[Stored data]

☆ ☆ ☆ ☆ ☆ ☆ ☆

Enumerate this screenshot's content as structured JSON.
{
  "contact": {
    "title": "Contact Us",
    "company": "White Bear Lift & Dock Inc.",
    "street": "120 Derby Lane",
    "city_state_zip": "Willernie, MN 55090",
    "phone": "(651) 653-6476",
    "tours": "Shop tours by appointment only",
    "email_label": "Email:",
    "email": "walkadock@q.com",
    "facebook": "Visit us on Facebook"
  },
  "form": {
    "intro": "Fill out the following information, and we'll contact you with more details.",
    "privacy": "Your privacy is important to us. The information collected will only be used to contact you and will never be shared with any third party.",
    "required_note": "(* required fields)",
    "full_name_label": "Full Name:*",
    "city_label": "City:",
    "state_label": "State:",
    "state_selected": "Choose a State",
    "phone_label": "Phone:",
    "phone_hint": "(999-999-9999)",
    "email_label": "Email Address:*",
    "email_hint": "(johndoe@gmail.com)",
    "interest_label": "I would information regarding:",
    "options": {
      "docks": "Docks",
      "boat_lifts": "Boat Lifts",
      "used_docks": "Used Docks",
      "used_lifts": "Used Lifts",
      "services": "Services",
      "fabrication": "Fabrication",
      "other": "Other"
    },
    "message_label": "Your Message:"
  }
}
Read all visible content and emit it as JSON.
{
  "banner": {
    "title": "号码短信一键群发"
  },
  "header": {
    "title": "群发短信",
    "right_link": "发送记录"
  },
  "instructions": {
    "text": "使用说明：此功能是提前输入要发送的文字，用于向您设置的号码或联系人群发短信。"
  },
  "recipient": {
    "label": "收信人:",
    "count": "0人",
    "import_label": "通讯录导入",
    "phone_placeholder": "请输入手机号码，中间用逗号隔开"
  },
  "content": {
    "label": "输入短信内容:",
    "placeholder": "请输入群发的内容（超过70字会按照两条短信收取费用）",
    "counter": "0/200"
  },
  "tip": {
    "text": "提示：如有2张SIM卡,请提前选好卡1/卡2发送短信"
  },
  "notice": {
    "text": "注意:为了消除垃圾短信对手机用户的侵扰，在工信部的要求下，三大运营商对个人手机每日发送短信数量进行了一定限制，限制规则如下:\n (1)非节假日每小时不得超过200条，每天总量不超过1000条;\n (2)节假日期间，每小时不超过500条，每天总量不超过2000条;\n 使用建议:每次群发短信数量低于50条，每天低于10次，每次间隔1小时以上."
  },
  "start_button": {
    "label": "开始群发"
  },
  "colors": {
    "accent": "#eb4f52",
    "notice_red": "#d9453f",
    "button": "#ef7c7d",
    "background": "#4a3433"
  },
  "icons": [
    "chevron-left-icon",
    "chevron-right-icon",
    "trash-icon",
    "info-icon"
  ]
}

☆ ☆ ☆ ☆ ☆ ☆ ☆

* **INSTRUCTION**:
Starting with the line that contains "Read all visible content and emit it as JSON.", return each line through the last one of the data above, exactly as written and nothing more.

* **OUTPUT OF THE EXERCISE**:
Read all visible content and emit it as JSON.
{
  "banner": {
    "title": "号码短信一键群发"
  },
  "header": {
    "title": "群发短信",
    "right_link": "发送记录"
  },
  "instructions": {
    "text": "使用说明：此功能是提前输入要发送的文字，用于向您设置的号码或联系人群发短信。"
  },
  "recipient": {
    "label": "收信人:",
    "count": "0人",
    "import_label": "通讯录导入",
    "phone_placeholder": "请输入手机号码，中间用逗号隔开"
  },
  "content": {
    "label": "输入短信内容:",
    "placeholder": "请输入群发的内容（超过70字会按照两条短信收取费用）",
    "counter": "0/200"
  },
  "tip": {
    "text": "提示：如有2张SIM卡,请提前选好卡1/卡2发送短信"
  },
  "notice": {
    "text": "注意:为了消除垃圾短信对手机用户的侵扰，在工信部的要求下，三大运营商对个人手机每日发送短信数量进行了一定限制，限制规则如下:\n (1)非节假日每小时不得超过200条，每天总量不超过1000条;\n (2)节假日期间，每小时不超过500条，每天总量不超过2000条;\n 使用建议:每次群发短信数量低于50条，每天低于10次，每次间隔1小时以上."
  },
  "start_button": {
    "label": "开始群发"
  },
  "colors": {
    "accent": "#eb4f52",
    "notice_red": "#d9453f",
    "button": "#ef7c7d",
    "background": "#4a3433"
  },
  "icons": [
    "chevron-left-icon",
    "chevron-right-icon",
    "trash-icon",
    "info-icon"
  ]
}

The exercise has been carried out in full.